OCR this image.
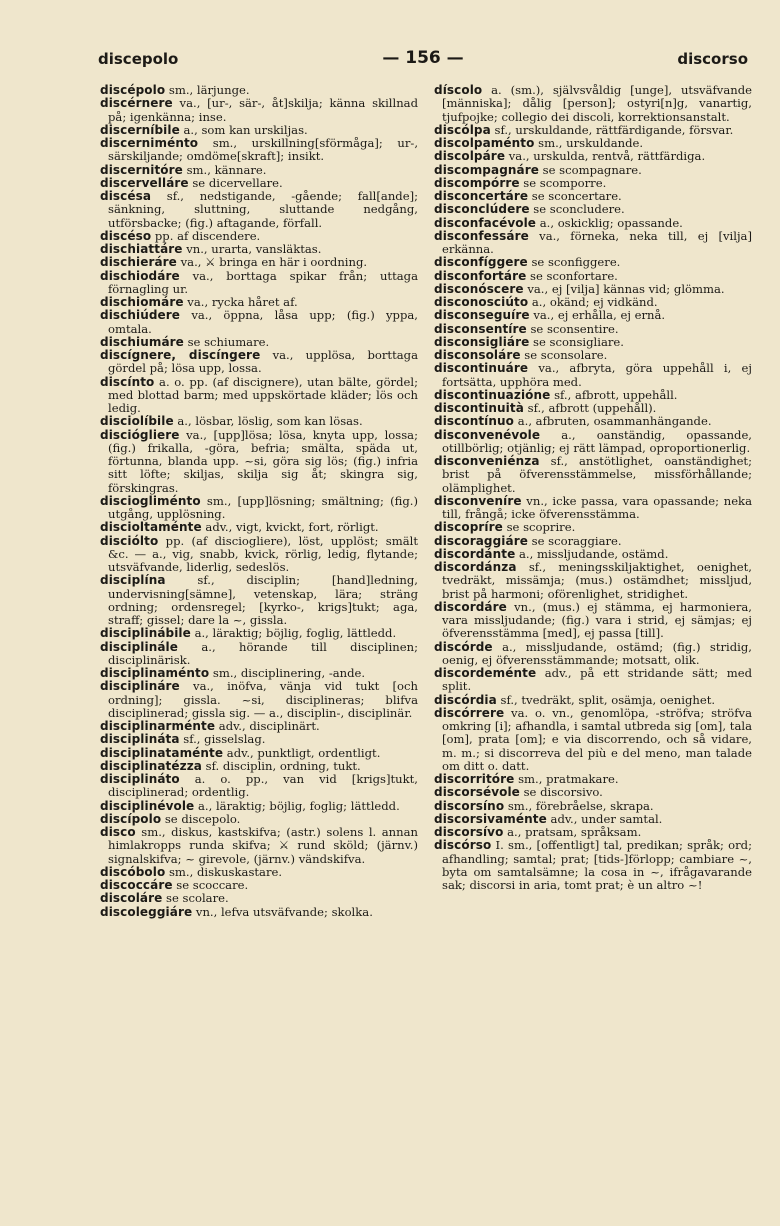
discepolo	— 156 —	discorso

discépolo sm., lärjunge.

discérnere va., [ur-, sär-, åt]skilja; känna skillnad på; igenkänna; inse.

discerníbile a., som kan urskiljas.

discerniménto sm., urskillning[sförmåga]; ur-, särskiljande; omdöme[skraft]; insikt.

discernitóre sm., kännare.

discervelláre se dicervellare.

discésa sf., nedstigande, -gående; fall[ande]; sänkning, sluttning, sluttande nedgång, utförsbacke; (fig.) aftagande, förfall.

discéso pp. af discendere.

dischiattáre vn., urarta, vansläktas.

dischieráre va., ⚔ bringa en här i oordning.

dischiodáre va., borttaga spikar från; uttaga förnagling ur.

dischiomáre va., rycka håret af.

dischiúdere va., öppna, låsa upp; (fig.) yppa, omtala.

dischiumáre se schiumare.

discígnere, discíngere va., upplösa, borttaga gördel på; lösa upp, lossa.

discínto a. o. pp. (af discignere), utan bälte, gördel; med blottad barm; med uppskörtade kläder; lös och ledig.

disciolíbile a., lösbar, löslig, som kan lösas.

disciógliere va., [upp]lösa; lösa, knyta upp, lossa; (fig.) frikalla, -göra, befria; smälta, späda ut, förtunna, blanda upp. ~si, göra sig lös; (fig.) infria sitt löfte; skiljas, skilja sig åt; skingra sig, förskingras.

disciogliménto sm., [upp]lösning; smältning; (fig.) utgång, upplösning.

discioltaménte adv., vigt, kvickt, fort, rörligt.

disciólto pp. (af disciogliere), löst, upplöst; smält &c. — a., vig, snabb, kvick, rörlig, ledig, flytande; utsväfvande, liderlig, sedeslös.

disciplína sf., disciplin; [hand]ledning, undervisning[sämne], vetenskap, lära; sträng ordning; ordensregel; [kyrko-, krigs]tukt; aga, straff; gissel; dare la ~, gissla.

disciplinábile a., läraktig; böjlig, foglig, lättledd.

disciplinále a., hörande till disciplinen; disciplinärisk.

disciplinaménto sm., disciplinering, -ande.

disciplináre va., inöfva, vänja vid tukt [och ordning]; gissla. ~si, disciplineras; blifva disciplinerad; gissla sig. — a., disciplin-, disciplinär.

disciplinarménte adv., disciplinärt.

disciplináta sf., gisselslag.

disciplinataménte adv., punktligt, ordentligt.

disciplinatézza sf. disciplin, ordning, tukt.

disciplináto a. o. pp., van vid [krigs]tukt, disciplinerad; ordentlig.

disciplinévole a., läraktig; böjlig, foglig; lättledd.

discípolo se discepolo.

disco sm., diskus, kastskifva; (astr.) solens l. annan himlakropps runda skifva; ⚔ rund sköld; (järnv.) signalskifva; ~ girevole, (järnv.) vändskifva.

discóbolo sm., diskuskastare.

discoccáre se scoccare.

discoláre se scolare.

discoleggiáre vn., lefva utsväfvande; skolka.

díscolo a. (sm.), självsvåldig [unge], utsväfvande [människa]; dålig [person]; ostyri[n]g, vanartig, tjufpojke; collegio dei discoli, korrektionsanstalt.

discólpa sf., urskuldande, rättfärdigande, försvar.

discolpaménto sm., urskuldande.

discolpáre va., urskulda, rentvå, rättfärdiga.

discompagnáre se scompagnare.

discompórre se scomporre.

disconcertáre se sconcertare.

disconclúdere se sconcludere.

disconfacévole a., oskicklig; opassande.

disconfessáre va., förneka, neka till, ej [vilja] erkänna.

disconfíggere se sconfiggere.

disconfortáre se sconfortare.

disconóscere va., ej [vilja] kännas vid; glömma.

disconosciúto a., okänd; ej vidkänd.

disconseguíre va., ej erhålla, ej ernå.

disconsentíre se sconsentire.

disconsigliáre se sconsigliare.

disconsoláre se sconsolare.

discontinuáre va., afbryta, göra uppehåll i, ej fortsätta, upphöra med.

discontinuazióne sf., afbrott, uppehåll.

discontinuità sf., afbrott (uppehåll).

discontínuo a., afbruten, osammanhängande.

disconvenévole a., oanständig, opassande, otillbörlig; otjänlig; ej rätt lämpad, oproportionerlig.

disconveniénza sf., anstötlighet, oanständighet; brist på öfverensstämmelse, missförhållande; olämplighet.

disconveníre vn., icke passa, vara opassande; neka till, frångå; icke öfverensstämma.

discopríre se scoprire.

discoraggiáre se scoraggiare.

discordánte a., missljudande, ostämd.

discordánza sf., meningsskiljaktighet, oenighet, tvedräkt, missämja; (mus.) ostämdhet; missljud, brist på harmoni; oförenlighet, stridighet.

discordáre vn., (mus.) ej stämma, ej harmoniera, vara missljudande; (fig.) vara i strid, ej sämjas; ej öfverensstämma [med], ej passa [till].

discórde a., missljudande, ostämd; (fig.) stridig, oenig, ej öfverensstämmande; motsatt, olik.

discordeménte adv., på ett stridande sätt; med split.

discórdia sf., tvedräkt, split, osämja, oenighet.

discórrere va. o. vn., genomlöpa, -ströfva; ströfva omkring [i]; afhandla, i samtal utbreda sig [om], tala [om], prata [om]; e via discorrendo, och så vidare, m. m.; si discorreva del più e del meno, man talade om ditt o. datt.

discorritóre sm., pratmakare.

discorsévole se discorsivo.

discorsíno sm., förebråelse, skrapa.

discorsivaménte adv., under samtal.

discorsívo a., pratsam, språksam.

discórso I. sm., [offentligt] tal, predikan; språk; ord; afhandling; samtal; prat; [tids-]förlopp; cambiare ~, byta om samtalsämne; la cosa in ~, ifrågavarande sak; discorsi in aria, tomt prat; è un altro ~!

···

Prompt: Take each line of the material above that holds the string "vilja" and copy it.

Your solution:
disconfessáre va., förneka, neka till, ej [vilja] erkänna.
disconóscere va., ej [vilja] kännas vid; glömma.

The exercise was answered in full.